[Dataset records]
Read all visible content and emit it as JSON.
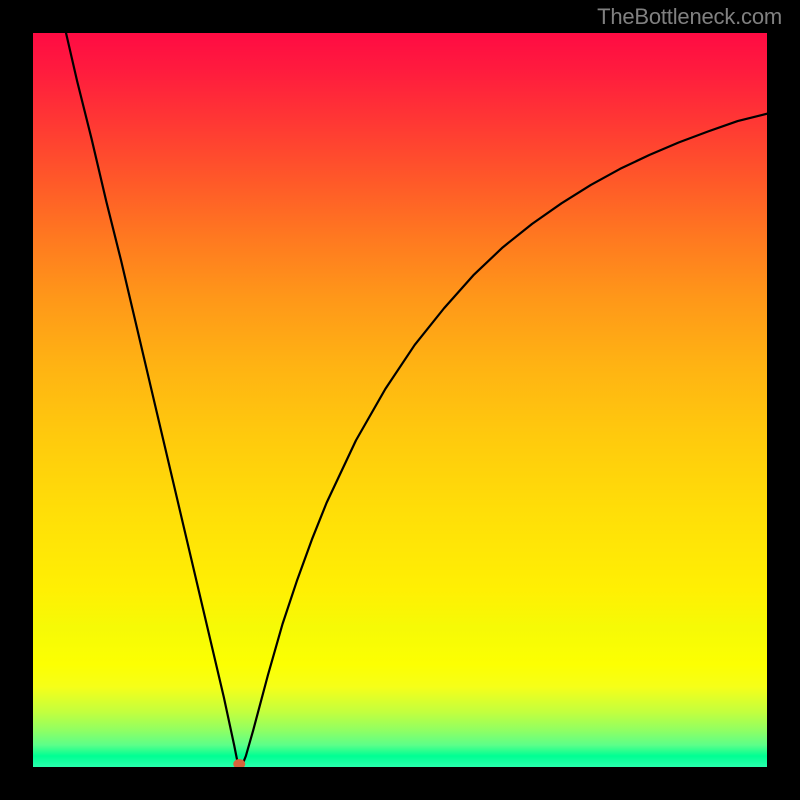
{
  "watermark": "TheBottleneck.com",
  "colors": {
    "curve_stroke": "#000000",
    "marker_fill": "#d8633c",
    "background": "#000000"
  },
  "chart_data": {
    "type": "line",
    "title": "",
    "xlabel": "",
    "ylabel": "",
    "x_range": [
      0,
      100
    ],
    "y_range": [
      0,
      100
    ],
    "grid": false,
    "legend": false,
    "marker": {
      "x": 28.1,
      "y": 0.0
    },
    "curve": [
      {
        "x": 4.5,
        "y": 100.0
      },
      {
        "x": 6.0,
        "y": 93.5
      },
      {
        "x": 8.0,
        "y": 85.5
      },
      {
        "x": 10.0,
        "y": 77.0
      },
      {
        "x": 12.0,
        "y": 69.0
      },
      {
        "x": 14.0,
        "y": 60.5
      },
      {
        "x": 16.0,
        "y": 52.0
      },
      {
        "x": 18.0,
        "y": 43.5
      },
      {
        "x": 20.0,
        "y": 35.0
      },
      {
        "x": 22.0,
        "y": 26.5
      },
      {
        "x": 24.0,
        "y": 18.0
      },
      {
        "x": 26.0,
        "y": 9.5
      },
      {
        "x": 27.4,
        "y": 3.0
      },
      {
        "x": 27.8,
        "y": 1.0
      },
      {
        "x": 28.1,
        "y": 0.0
      },
      {
        "x": 28.4,
        "y": 0.0
      },
      {
        "x": 29.0,
        "y": 1.5
      },
      {
        "x": 30.0,
        "y": 5.0
      },
      {
        "x": 32.0,
        "y": 12.5
      },
      {
        "x": 34.0,
        "y": 19.5
      },
      {
        "x": 36.0,
        "y": 25.5
      },
      {
        "x": 38.0,
        "y": 31.0
      },
      {
        "x": 40.0,
        "y": 36.0
      },
      {
        "x": 44.0,
        "y": 44.5
      },
      {
        "x": 48.0,
        "y": 51.5
      },
      {
        "x": 52.0,
        "y": 57.5
      },
      {
        "x": 56.0,
        "y": 62.5
      },
      {
        "x": 60.0,
        "y": 67.0
      },
      {
        "x": 64.0,
        "y": 70.8
      },
      {
        "x": 68.0,
        "y": 74.0
      },
      {
        "x": 72.0,
        "y": 76.8
      },
      {
        "x": 76.0,
        "y": 79.3
      },
      {
        "x": 80.0,
        "y": 81.5
      },
      {
        "x": 84.0,
        "y": 83.4
      },
      {
        "x": 88.0,
        "y": 85.1
      },
      {
        "x": 92.0,
        "y": 86.6
      },
      {
        "x": 96.0,
        "y": 88.0
      },
      {
        "x": 100.0,
        "y": 89.0
      }
    ]
  }
}
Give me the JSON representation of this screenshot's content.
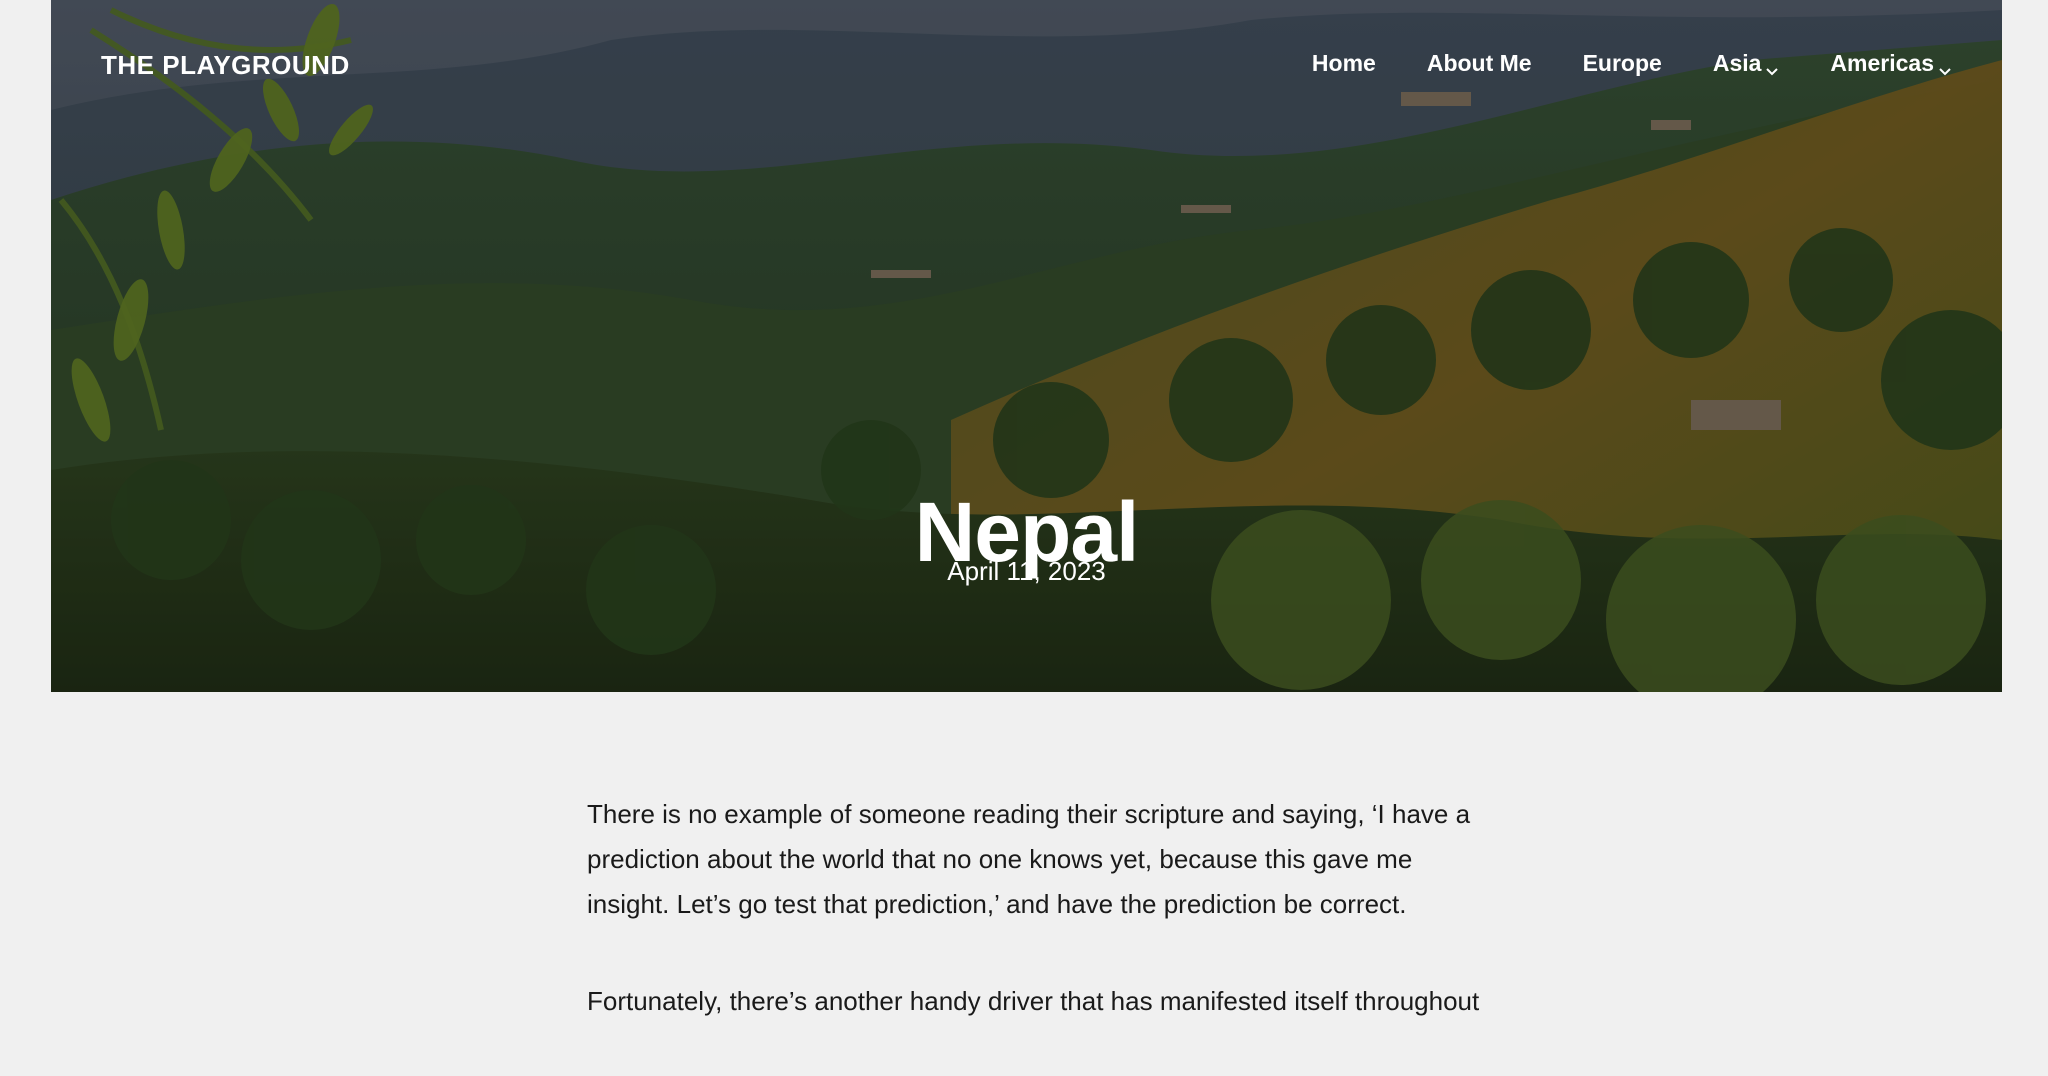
{
  "site": {
    "title": "THE PLAYGROUND"
  },
  "nav": {
    "items": [
      {
        "label": "Home",
        "has_dropdown": false
      },
      {
        "label": "About Me",
        "has_dropdown": false
      },
      {
        "label": "Europe",
        "has_dropdown": false
      },
      {
        "label": "Asia",
        "has_dropdown": true
      },
      {
        "label": "Americas",
        "has_dropdown": true
      }
    ]
  },
  "hero": {
    "title": "Nepal",
    "date": "April 11, 2023"
  },
  "article": {
    "paragraphs": [
      "There is no example of someone reading their scripture and saying, ‘I have a prediction about the world that no one knows yet, because this gave me insight. Let’s go test that prediction,’ and have the prediction be correct.",
      "Fortunately, there’s another handy driver that has manifested itself throughout"
    ]
  },
  "icons": {
    "dropdown": "chevron-down-icon"
  }
}
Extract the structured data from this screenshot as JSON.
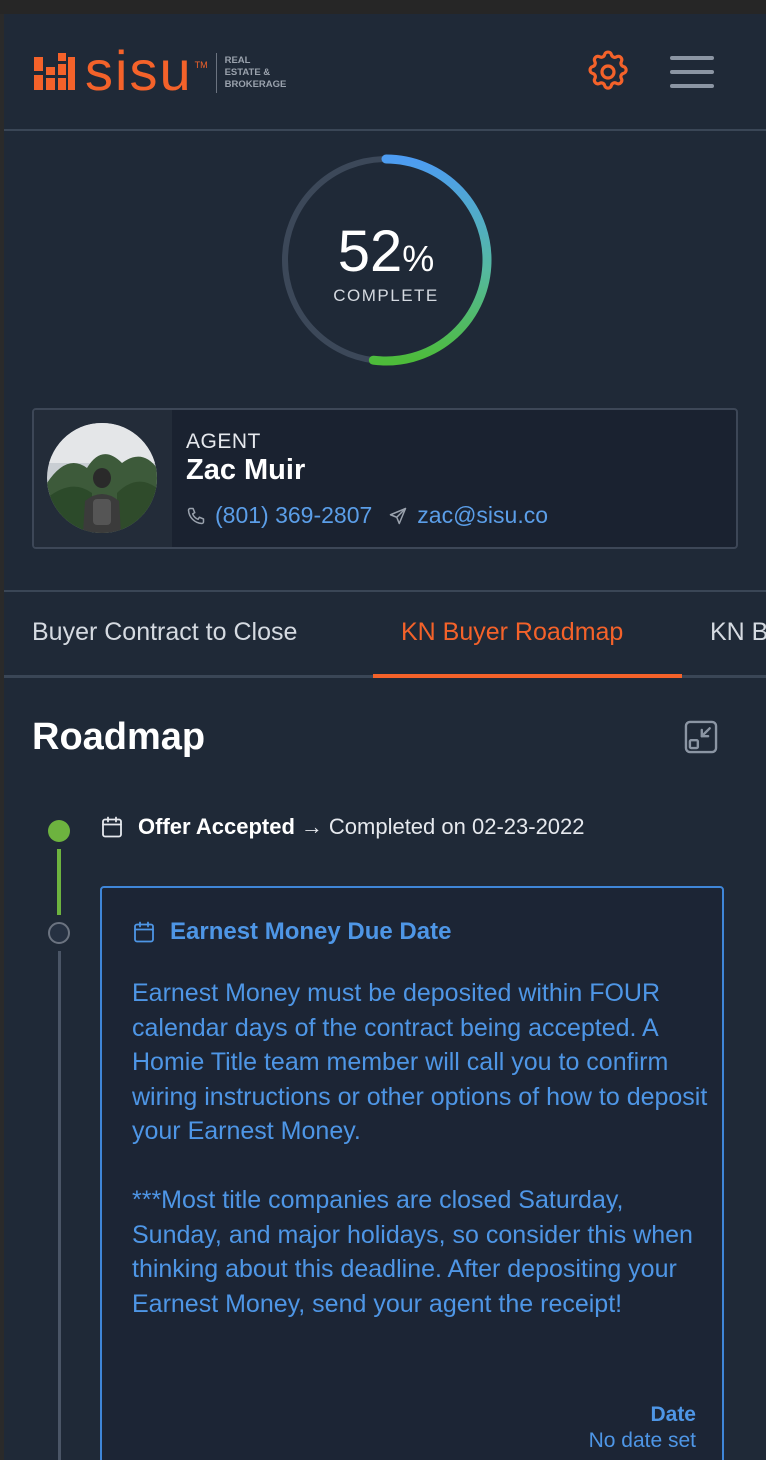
{
  "brand": {
    "name": "SiSU",
    "tm": "TM",
    "sub": [
      "REAL",
      "ESTATE &",
      "BROKERAGE"
    ],
    "accent": "#f4622a"
  },
  "header": {
    "settings_icon": "gear-icon",
    "menu_icon": "hamburger-icon"
  },
  "progress": {
    "value": 52,
    "value_text": "52",
    "symbol": "%",
    "label": "COMPLETE"
  },
  "agent": {
    "role": "AGENT",
    "name": "Zac Muir",
    "phone": "(801) 369-2807",
    "email": "zac@sisu.co"
  },
  "tabs": [
    {
      "label": "Buyer Contract to Close"
    },
    {
      "label": "KN Buyer Roadmap"
    },
    {
      "label": "KN Buyer Checklist"
    }
  ],
  "roadmap": {
    "title": "Roadmap",
    "events": [
      {
        "title": "Offer Accepted",
        "arrow": "→",
        "status": "Completed on 02-23-2022"
      },
      {
        "title": "Earnest Money Due Date",
        "body": "Earnest Money must be deposited within FOUR calendar days of the contract being accepted. A Homie Title team member will call you to confirm wiring instructions or other options of how to deposit your Earnest Money.\n\n***Most title companies are closed Saturday, Sunday, and major holidays, so consider this when thinking about this deadline. After depositing your Earnest Money, send your agent the receipt!",
        "date_label": "Date",
        "date_value": "No date set"
      }
    ]
  }
}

▶ _TASK DETAILS_:
Extract each line from the listing that holds the word "JSON".

▶ _CORRECT ANSWER_:
Read all visible content and emit it as JSON.
Give me the JSON representation of this screenshot's content.
Extract the structured data from this screenshot as JSON.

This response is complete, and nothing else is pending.